# What to produce
Restate the whole listing word for word. Pictures are left out.

_ _ _

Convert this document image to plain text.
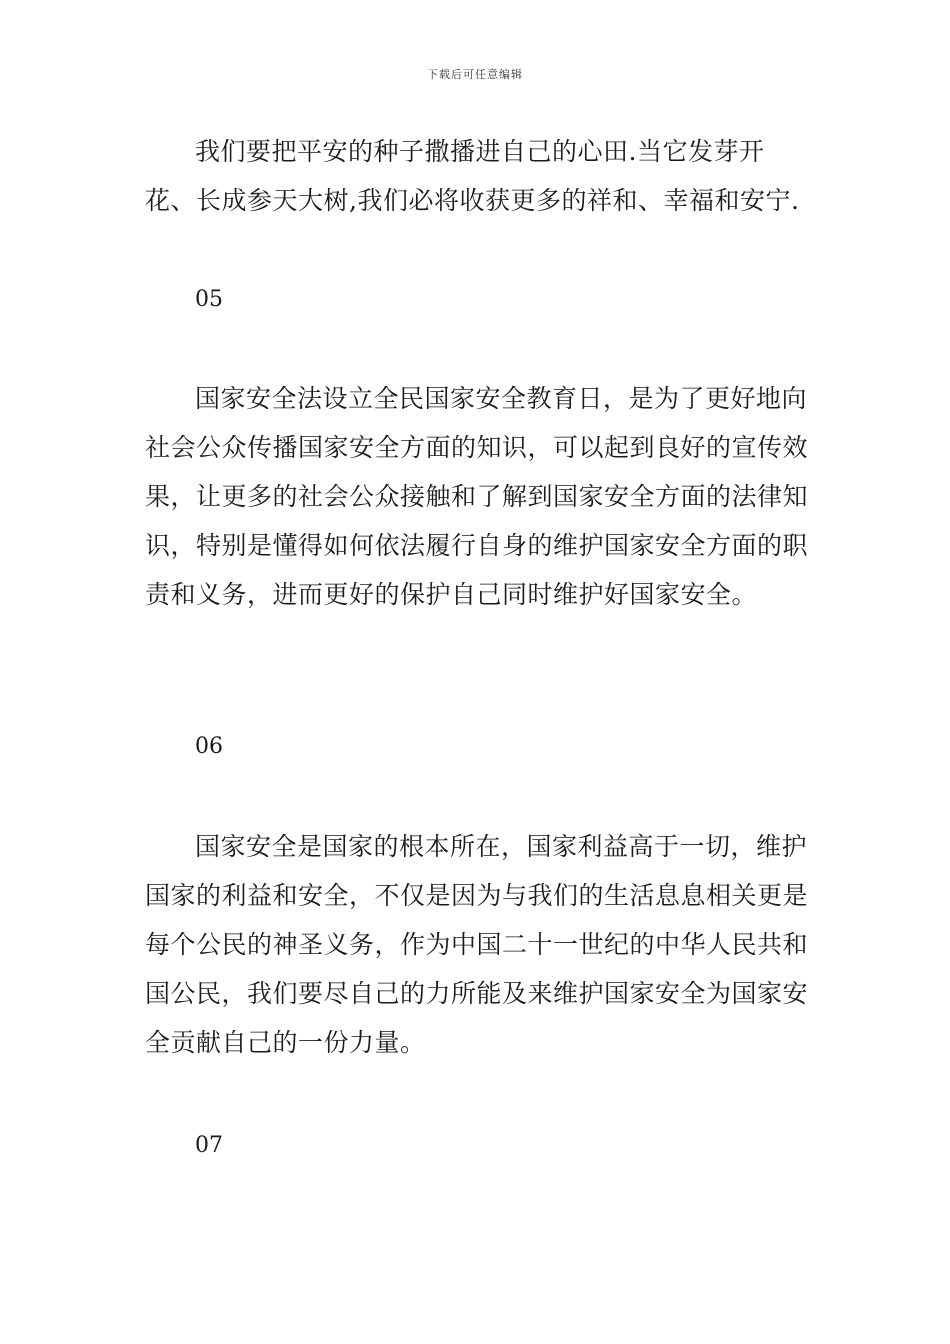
下载后可任意编辑

我们要把平安的种子撒播进自己的心田.当它发芽开花、长成参天大树,我们必将收获更多的祥和、幸福和安宁.

05

国家安全法设立全民国家安全教育日，是为了更好地向社会公众传播国家安全方面的知识，可以起到良好的宣传效果，让更多的社会公众接触和了解到国家安全方面的法律知识，特别是懂得如何依法履行自身的维护国家安全方面的职责和义务，进而更好的保护自己同时维护好国家安全。

06

国家安全是国家的根本所在，国家利益高于一切，维护国家的利益和安全，不仅是因为与我们的生活息息相关更是每个公民的神圣义务，作为中国二十一世纪的中华人民共和国公民，我们要尽自己的力所能及来维护国家安全为国家安全贡献自己的一份力量。

07
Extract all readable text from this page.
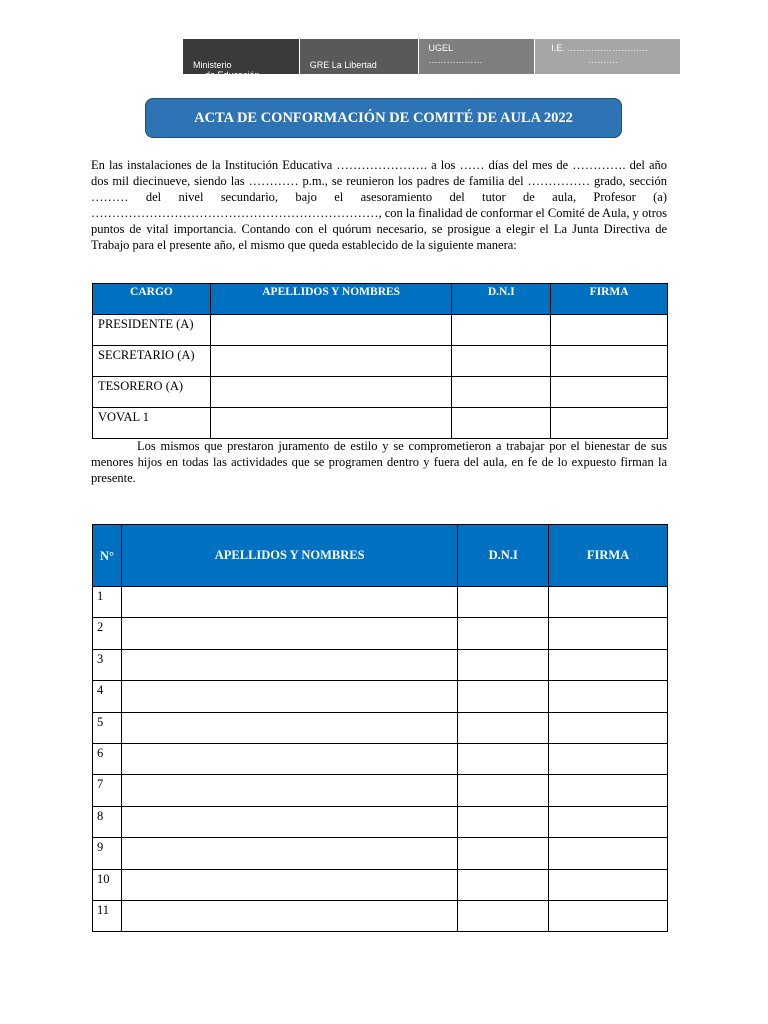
Ministerio
de Educación
GRE La Libertad
UGEL
………………
I.E. ………………………
……….
ACTA DE CONFORMACIÓN DE COMITÉ DE AULA 2022

En las instalaciones de la Institución Educativa …………………. a los …… días del mes de …………. del año dos mil diecinueve, siendo las ………… p.m., se reunieron los padres de familia del …………… grado, sección ……… del nivel secundario, bajo el asesoramiento del tutor de aula, Profesor (a) ……………………………………………………………, con la finalidad de conformar el Comité de Aula, y otros puntos de vital importancia. Contando con el quórum necesario, se prosigue a elegir el La Junta Directiva de Trabajo para el presente año, el mismo que queda establecido de la siguiente manera:

CARGO	APELLIDOS Y NOMBRES	D.N.I	FIRMA
PRESIDENTE (A)			
SECRETARIO (A)			
TESORERO (A)			
VOVAL 1			

Los mismos que prestaron juramento de estilo y se comprometieron a trabajar por el bienestar de sus menores hijos en todas las actividades que se programen dentro y fuera del aula, en fe de lo expuesto firman la presente.

N°	APELLIDOS Y NOMBRES	D.N.I	FIRMA
1			
2			
3			
4			
5			
6			
7			
8			
9			
10			
11			
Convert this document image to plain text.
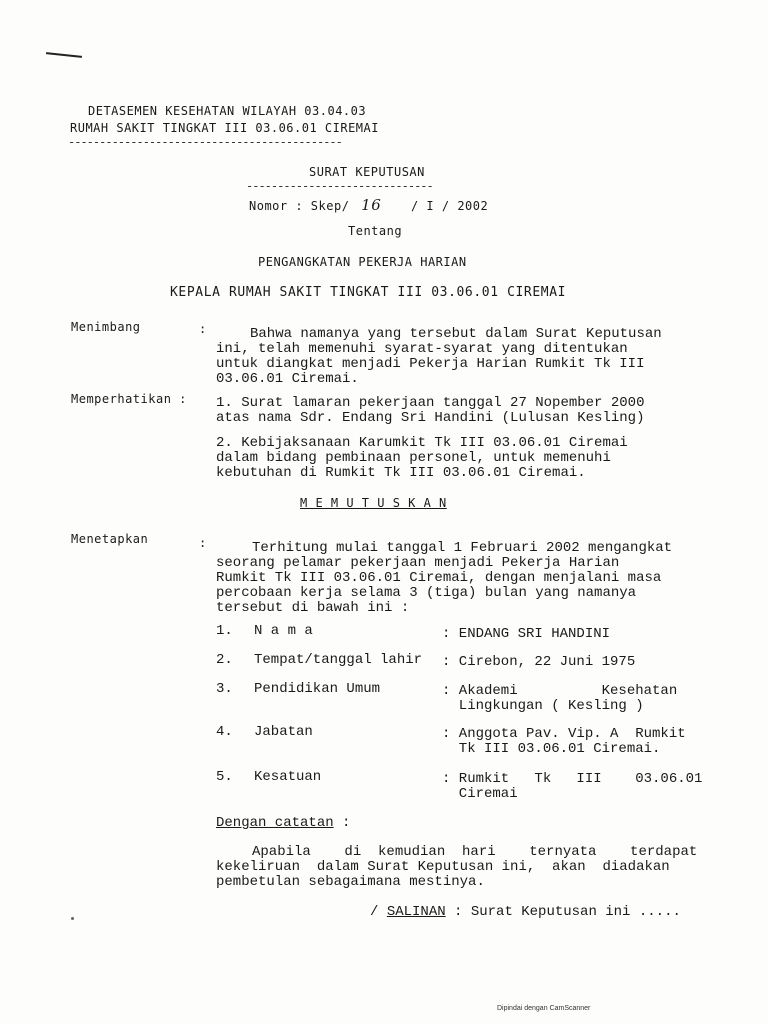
DETASEMEN KESEHATAN WILAYAH 03.04.03
RUMAH SAKIT TINGKAT III 03.06.01 CIREMAI
--------------------------------------------
SURAT KEPUTUSAN
------------------------------
Nomor : Skep/ 16 / I / 2002
Tentang
PENGANGKATAN PEKERJA HARIAN
KEPALA RUMAH SAKIT TINGKAT III 03.06.01 CIREMAI
Menimbang	:	Bahwa namanya yang tersebut dalam Surat Keputusan
ini, telah memenuhi syarat-syarat yang ditentukan
untuk diangkat menjadi Pekerja Harian Rumkit Tk III
03.06.01 Ciremai.
Memperhatikan : 1. Surat lamaran pekerjaan tanggal 27 Nopember 2000
atas nama Sdr. Endang Sri Handini (Lulusan Kesling)
2. Kebijaksanaan Karumkit Tk III 03.06.01 Ciremai
dalam bidang pembinaan personel, untuk memenuhi
kebutuhan di Rumkit Tk III 03.06.01 Ciremai.
M E M U T U S K A N
Menetapkan	:	Terhitung mulai tanggal 1 Februari 2002 mengangkat
seorang pelamar pekerjaan menjadi Pekerja Harian
Rumkit Tk III 03.06.01 Ciremai, dengan menjalani masa
percobaan kerja selama 3 (tiga) bulan yang namanya
tersebut di bawah ini :
1. N a m a	: ENDANG SRI HANDINI
2. Tempat/tanggal lahir : Cirebon, 22 Juni 1975
3. Pendidikan Umum	: Akademi          Kesehatan
Lingkungan ( Kesling )
4. Jabatan	: Anggota Pav. Vip. A  Rumkit
Tk III 03.06.01 Ciremai.
5. Kesatuan	: Rumkit   Tk   III    03.06.01
Ciremai
Dengan catatan :
Apabila    di  kemudian  hari    ternyata    terdapat
kekeliruan  dalam Surat Keputusan ini,  akan  diadakan
pembetulan sebagaimana mestinya.
/ SALINAN : Surat Keputusan ini .....
Dipindai dengan CamScanner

_ _ _

# Result
Convert this document image to plain text.
下载后可任意编辑

我们要把平安的种子撒播进自己的心田.当它发芽开花、长成参天大树,我们必将收获更多的祥和、幸福和安宁.

05

国家安全法设立全民国家安全教育日，是为了更好地向社会公众传播国家安全方面的知识，可以起到良好的宣传效果，让更多的社会公众接触和了解到国家安全方面的法律知识，特别是懂得如何依法履行自身的维护国家安全方面的职责和义务，进而更好的保护自己同时维护好国家安全。

06

国家安全是国家的根本所在，国家利益高于一切，维护国家的利益和安全，不仅是因为与我们的生活息息相关更是每个公民的神圣义务，作为中国二十一世纪的中华人民共和国公民，我们要尽自己的力所能及来维护国家安全为国家安全贡献自己的一份力量。

07
Extract all readable text from this page.
Ministerio
de Educación
GRE La Libertad
UGEL
………………
I.E. ………………………
……….
ACTA DE CONFORMACIÓN DE COMITÉ DE AULA 2022

En las instalaciones de la Institución Educativa …………………. a los …… días del mes de …………. del año dos mil diecinueve, siendo las ………… p.m., se reunieron los padres de familia del …………… grado, sección ……… del nivel secundario, bajo el asesoramiento del tutor de aula, Profesor (a) ……………………………………………………………, con la finalidad de conformar el Comité de Aula, y otros puntos de vital importancia. Contando con el quórum necesario, se prosigue a elegir el La Junta Directiva de Trabajo para el presente año, el mismo que queda establecido de la siguiente manera:

CARGO	APELLIDOS Y NOMBRES	D.N.I	FIRMA
PRESIDENTE (A)			
SECRETARIO (A)			
TESORERO (A)			
VOVAL 1			

Los mismos que prestaron juramento de estilo y se comprometieron a trabajar por el bienestar de sus menores hijos en todas las actividades que se programen dentro y fuera del aula, en fe de lo expuesto firman la presente.

N°	APELLIDOS Y NOMBRES	D.N.I	FIRMA
1			
2			
3			
4			
5			
6			
7			
8			
9			
10			
11			
Convert this document image to plain text.
DETASEMEN KESEHATAN WILAYAH 03.04.03
RUMAH SAKIT TINGKAT III 03.06.01 CIREMAI
--------------------------------------------
SURAT KEPUTUSAN
------------------------------
Nomor : Skep/ 16 / I / 2002
Tentang
PENGANGKATAN PEKERJA HARIAN
KEPALA RUMAH SAKIT TINGKAT III 03.06.01 CIREMAI
Menimbang	:	Bahwa namanya yang tersebut dalam Surat Keputusan
ini, telah memenuhi syarat-syarat yang ditentukan
untuk diangkat menjadi Pekerja Harian Rumkit Tk III
03.06.01 Ciremai.
Memperhatikan : 1. Surat lamaran pekerjaan tanggal 27 Nopember 2000
atas nama Sdr. Endang Sri Handini (Lulusan Kesling)
2. Kebijaksanaan Karumkit Tk III 03.06.01 Ciremai
dalam bidang pembinaan personel, untuk memenuhi
kebutuhan di Rumkit Tk III 03.06.01 Ciremai.
M E M U T U S K A N
Menetapkan	:	Terhitung mulai tanggal 1 Februari 2002 mengangkat
seorang pelamar pekerjaan menjadi Pekerja Harian
Rumkit Tk III 03.06.01 Ciremai, dengan menjalani masa
percobaan kerja selama 3 (tiga) bulan yang namanya
tersebut di bawah ini :
1. N a m a	: ENDANG SRI HANDINI
2. Tempat/tanggal lahir : Cirebon, 22 Juni 1975
3. Pendidikan Umum	: Akademi          Kesehatan
Lingkungan ( Kesling )
4. Jabatan	: Anggota Pav. Vip. A  Rumkit
Tk III 03.06.01 Ciremai.
5. Kesatuan	: Rumkit   Tk   III    03.06.01
Ciremai
Dengan catatan :
Apabila    di  kemudian  hari    ternyata    terdapat
kekeliruan  dalam Surat Keputusan ini,  akan  diadakan
pembetulan sebagaimana mestinya.
/ SALINAN : Surat Keputusan ini .....
Dipindai dengan CamScanner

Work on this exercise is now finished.